[BEGIN Data to use]

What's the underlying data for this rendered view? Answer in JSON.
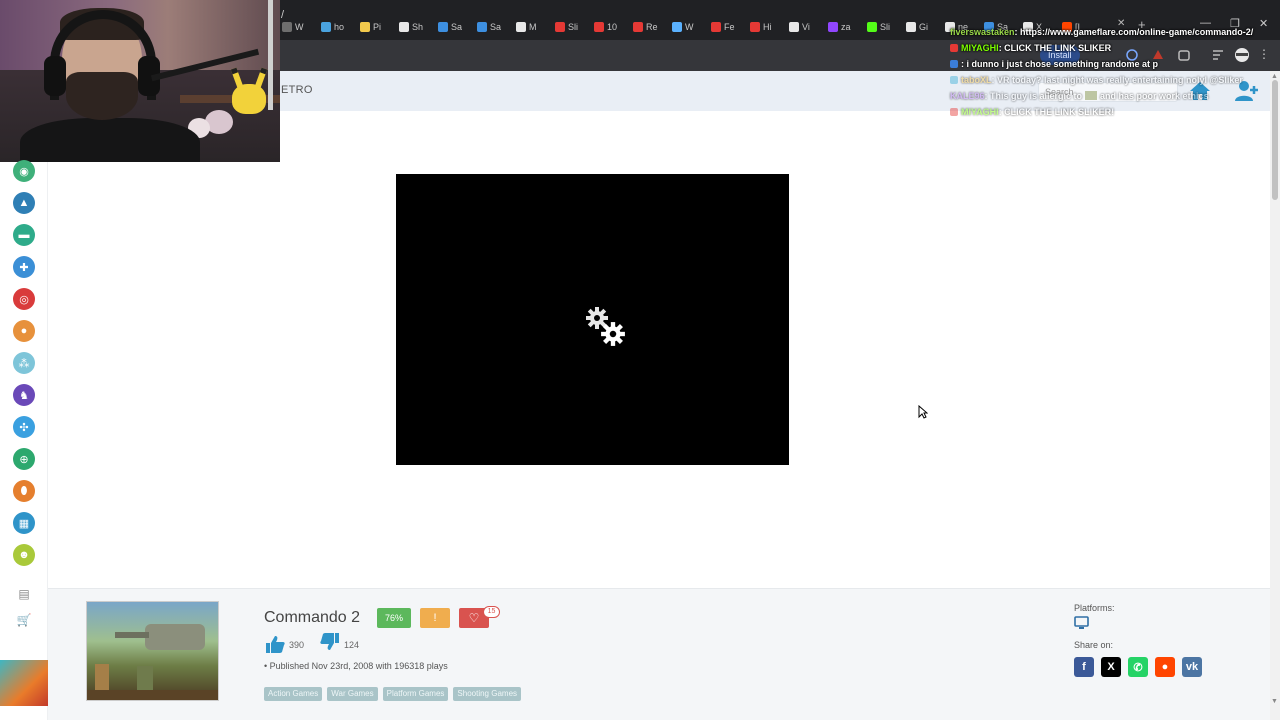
{
  "browser": {
    "tabs": [
      {
        "label": "W",
        "color": "#6e6e6e"
      },
      {
        "label": "ho",
        "color": "#4aa3df"
      },
      {
        "label": "Pi",
        "color": "#f2c94c"
      },
      {
        "label": "Sh",
        "color": "#e8e8e8"
      },
      {
        "label": "Sa",
        "color": "#3d8fe0"
      },
      {
        "label": "Sa",
        "color": "#3d8fe0"
      },
      {
        "label": "M",
        "color": "#e8e8e8"
      },
      {
        "label": "Sli",
        "color": "#e53935"
      },
      {
        "label": "10",
        "color": "#e53935"
      },
      {
        "label": "Re",
        "color": "#e53935"
      },
      {
        "label": "W",
        "color": "#5bb2ff"
      },
      {
        "label": "Fe",
        "color": "#e53935"
      },
      {
        "label": "Hi",
        "color": "#e53935"
      },
      {
        "label": "Vi",
        "color": "#e8e8e8"
      },
      {
        "label": "za",
        "color": "#9146ff"
      },
      {
        "label": "Sli",
        "color": "#53fc18"
      },
      {
        "label": "Gi",
        "color": "#e8e8e8"
      },
      {
        "label": "ne",
        "color": "#e8e8e8"
      },
      {
        "label": "Sa",
        "color": "#3d8fe0"
      },
      {
        "label": "X",
        "color": "#e8e8e8"
      },
      {
        "label": "[I",
        "color": "#ff4500"
      }
    ],
    "address_suffix": "/",
    "install_label": "Install"
  },
  "site_header": {
    "nav_partial": "ETRO",
    "search_placeholder": "Search"
  },
  "chat": [
    {
      "user": "fiverswastaken",
      "user_color": "#9ad94a",
      "text": ": https://www.gameflare.com/online-game/commando-2/",
      "badge": "",
      "faded": false
    },
    {
      "user": "MIYAGHI",
      "user_color": "#7cfc00",
      "text": ": CLICK THE LINK SLIKER",
      "badge": "#e53935",
      "faded": false
    },
    {
      "user": "",
      "user_color": "#ff4d4d",
      "text": ": i dunno i just chose something randome at p",
      "badge": "#3b7dd8",
      "faded": false
    },
    {
      "user": "taboXL",
      "user_color": "#f6c344",
      "text": ": VR today? last night was really entertaining nolyl @Sliker",
      "badge": "#3bb0d8",
      "faded": true
    },
    {
      "user": "KALE96",
      "user_color": "#b57cf2",
      "text": ": This guy is allergic to",
      "text2": "and has poor work ethics",
      "badge": "",
      "faded": true
    },
    {
      "user": "MIYAGHI",
      "user_color": "#7cfc00",
      "text": ": CLICK THE LINK SLIKER!",
      "badge": "#e53935",
      "faded": true
    }
  ],
  "sidebar": {
    "icons": [
      {
        "name": "sidebar-category-mask-icon",
        "color": "#3fb07a",
        "glyph": "◉"
      },
      {
        "name": "sidebar-category-rocket-icon",
        "color": "#2f7fb5",
        "glyph": "▲"
      },
      {
        "name": "sidebar-category-car-icon",
        "color": "#2eab8a",
        "glyph": "▬"
      },
      {
        "name": "sidebar-category-gamepad-icon",
        "color": "#3b8fd6",
        "glyph": "✚"
      },
      {
        "name": "sidebar-category-target-icon",
        "color": "#d93b3b",
        "glyph": "◎"
      },
      {
        "name": "sidebar-category-monkey-icon",
        "color": "#e7913c",
        "glyph": "●"
      },
      {
        "name": "sidebar-category-group-icon",
        "color": "#7ec5d9",
        "glyph": "⁂"
      },
      {
        "name": "sidebar-category-horse-icon",
        "color": "#6a49b8",
        "glyph": "♞"
      },
      {
        "name": "sidebar-category-puzzle-icon",
        "color": "#3aa0e0",
        "glyph": "✣"
      },
      {
        "name": "sidebar-category-crosshair-icon",
        "color": "#2da86e",
        "glyph": "⊕"
      },
      {
        "name": "sidebar-category-football-icon",
        "color": "#e57f2e",
        "glyph": "⬮"
      },
      {
        "name": "sidebar-category-building-icon",
        "color": "#2f94c9",
        "glyph": "▦"
      },
      {
        "name": "sidebar-category-zombie-icon",
        "color": "#a9c93a",
        "glyph": "☻"
      }
    ]
  },
  "game": {
    "title": "Commando 2",
    "rating": "76%",
    "warn_glyph": "!",
    "favorite_glyph": "♡",
    "favorite_count": "15",
    "likes": "390",
    "dislikes": "124",
    "published": "• Published Nov 23rd, 2008 with 196318 plays",
    "tags": [
      "Action Games",
      "War Games",
      "Platform Games",
      "Shooting Games"
    ],
    "platforms_label": "Platforms:",
    "share_label": "Share on:",
    "share": [
      {
        "name": "facebook-share-icon",
        "color": "#3b5998",
        "glyph": "f"
      },
      {
        "name": "x-share-icon",
        "color": "#000000",
        "glyph": "X"
      },
      {
        "name": "whatsapp-share-icon",
        "color": "#25d366",
        "glyph": "✆"
      },
      {
        "name": "reddit-share-icon",
        "color": "#ff4500",
        "glyph": "●"
      },
      {
        "name": "vk-share-icon",
        "color": "#4c75a3",
        "glyph": "vk"
      }
    ]
  },
  "colors": {
    "accent_blue": "#2f94c9",
    "rating_green": "#5cb85c",
    "warn_orange": "#f0ad4e",
    "fav_red": "#d9534f",
    "tag_bg": "#a9c4c8"
  }
}
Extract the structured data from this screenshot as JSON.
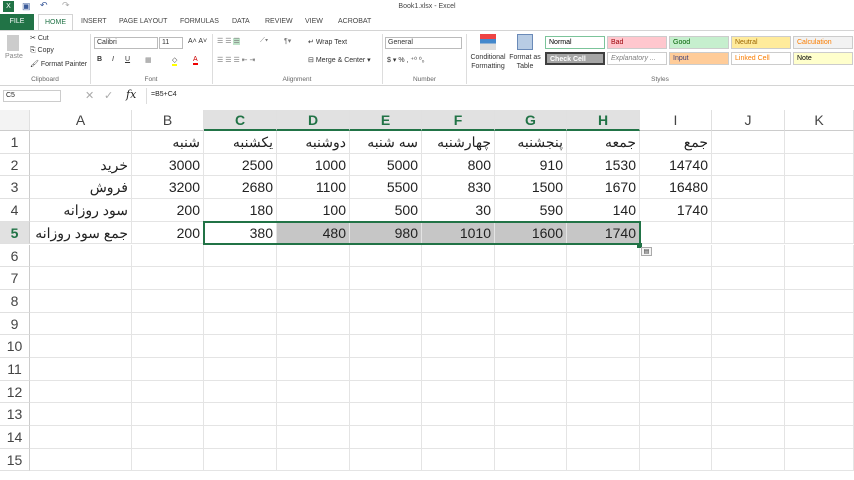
{
  "window": {
    "title": "Book1.xlsx - Excel"
  },
  "tabs": [
    "FILE",
    "HOME",
    "INSERT",
    "PAGE LAYOUT",
    "FORMULAS",
    "DATA",
    "REVIEW",
    "VIEW",
    "ACROBAT"
  ],
  "ribbon": {
    "clipboard": {
      "paste": "Paste",
      "cut": "Cut",
      "copy": "Copy",
      "format_painter": "Format Painter",
      "label": "Clipboard"
    },
    "font": {
      "name": "Calibri",
      "size": "11",
      "label": "Font",
      "bold": "B",
      "italic": "I",
      "underline": "U"
    },
    "alignment": {
      "wrap": "Wrap Text",
      "merge": "Merge & Center",
      "label": "Alignment"
    },
    "number": {
      "format": "General",
      "currency": "$",
      "percent": "%",
      "comma": ",",
      "label": "Number"
    },
    "styles": {
      "conditional": "Conditional Formatting",
      "format_table": "Format as Table",
      "label": "Styles",
      "cells": [
        {
          "name": "Normal",
          "bg": "#ffffff",
          "fg": "#000000"
        },
        {
          "name": "Bad",
          "bg": "#ffc7ce",
          "fg": "#9c0006"
        },
        {
          "name": "Good",
          "bg": "#c6efce",
          "fg": "#006100"
        },
        {
          "name": "Neutral",
          "bg": "#ffeb9c",
          "fg": "#9c6500"
        },
        {
          "name": "Calculation",
          "bg": "#f2f2f2",
          "fg": "#fa7d00"
        },
        {
          "name": "Check Cell",
          "bg": "#a5a5a5",
          "fg": "#ffffff"
        },
        {
          "name": "Explanatory ...",
          "bg": "#ffffff",
          "fg": "#7f7f7f"
        },
        {
          "name": "Input",
          "bg": "#ffcc99",
          "fg": "#3f3f76"
        },
        {
          "name": "Linked Cell",
          "bg": "#ffffff",
          "fg": "#fa7d00"
        },
        {
          "name": "Note",
          "bg": "#ffffcc",
          "fg": "#000000"
        }
      ]
    }
  },
  "formula_bar": {
    "name_box": "C5",
    "fx": "fx",
    "formula": "=B5+C4"
  },
  "grid": {
    "columns": [
      "A",
      "B",
      "C",
      "D",
      "E",
      "F",
      "G",
      "H",
      "I",
      "J",
      "K"
    ],
    "selected_columns": [
      "C",
      "D",
      "E",
      "F",
      "G",
      "H"
    ],
    "rows": [
      "1",
      "2",
      "3",
      "4",
      "5",
      "6",
      "7",
      "8",
      "9",
      "10",
      "11",
      "12",
      "13",
      "14",
      "15"
    ],
    "selected_row": "5",
    "cells": [
      [
        "",
        "شنبه",
        "یکشنبه",
        "دوشنبه",
        "سه شنبه",
        "چهارشنبه",
        "پنجشنبه",
        "جمعه",
        "جمع",
        "",
        ""
      ],
      [
        "خرید",
        "3000",
        "2500",
        "1000",
        "5000",
        "800",
        "910",
        "1530",
        "14740",
        "",
        ""
      ],
      [
        "فروش",
        "3200",
        "2680",
        "1100",
        "5500",
        "830",
        "1500",
        "1670",
        "16480",
        "",
        ""
      ],
      [
        "سود روزانه",
        "200",
        "180",
        "100",
        "500",
        "30",
        "590",
        "140",
        "1740",
        "",
        ""
      ],
      [
        "جمع سود روزانه",
        "200",
        "380",
        "480",
        "980",
        "1010",
        "1600",
        "1740",
        "",
        "",
        ""
      ]
    ]
  },
  "accent": "#217346"
}
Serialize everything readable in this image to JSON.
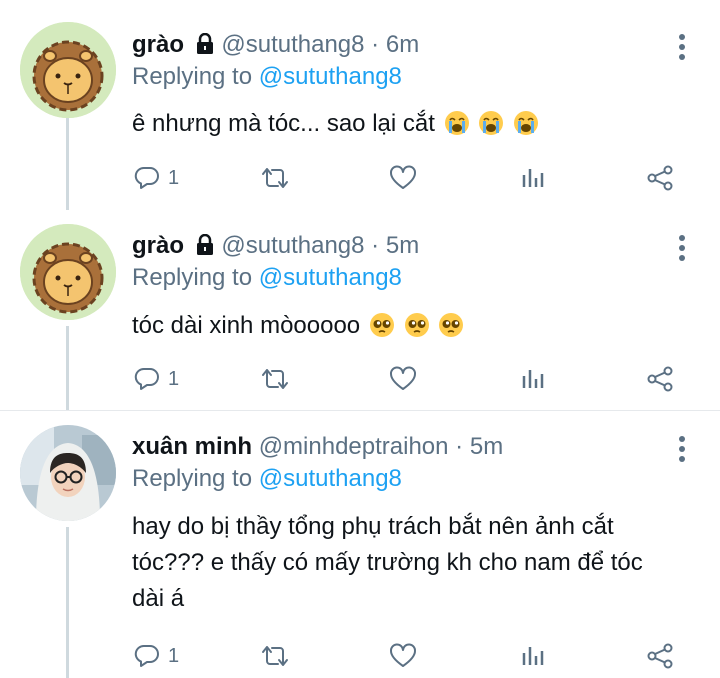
{
  "tweets": [
    {
      "name": "grào",
      "handle": "@sututhang8",
      "separator": "·",
      "time": "6m",
      "replying_prefix": "Replying to",
      "replying_to": "@sututhang8",
      "text": "ê nhưng mà tóc... sao lại cắt",
      "emojis": [
        "loudly-crying-face",
        "loudly-crying-face",
        "loudly-crying-face"
      ],
      "reply_count": "1",
      "avatar": "lion-cartoon-avatar"
    },
    {
      "name": "grào",
      "handle": "@sututhang8",
      "separator": "·",
      "time": "5m",
      "replying_prefix": "Replying to",
      "replying_to": "@sututhang8",
      "text": "tóc dài xinh mòooooo",
      "emojis": [
        "pleading-face",
        "pleading-face",
        "pleading-face"
      ],
      "reply_count": "1",
      "avatar": "lion-cartoon-avatar"
    },
    {
      "name": "xuân minh",
      "handle": "@minhdeptraihon",
      "separator": "·",
      "time": "5m",
      "replying_prefix": "Replying to",
      "replying_to": "@sututhang8",
      "text_line1": "hay do bị thầy tổng phụ trách bắt nên ảnh cắt",
      "text_line2": "tóc??? e thấy có mấy trường kh cho nam để tóc",
      "text_line3": "dài á",
      "reply_count": "1",
      "avatar": "person-photo-avatar"
    }
  ],
  "icons": {
    "reply": "reply-icon",
    "retweet": "retweet-icon",
    "like": "heart-icon",
    "analytics": "analytics-icon",
    "share": "share-icon",
    "more": "more-vertical-icon",
    "lock": "lock-icon"
  },
  "colors": {
    "link": "#1da1f2",
    "secondary": "#5b7083",
    "thread_line": "#cfd9de"
  }
}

[END Data to use]

> _Your objective_: Select and copy every line from the records that includes the word "CLICK".

> _Output for this task_:
      "text": ": CLICK THE LINK SLIKER",
      "text": ": CLICK THE LINK SLIKER!",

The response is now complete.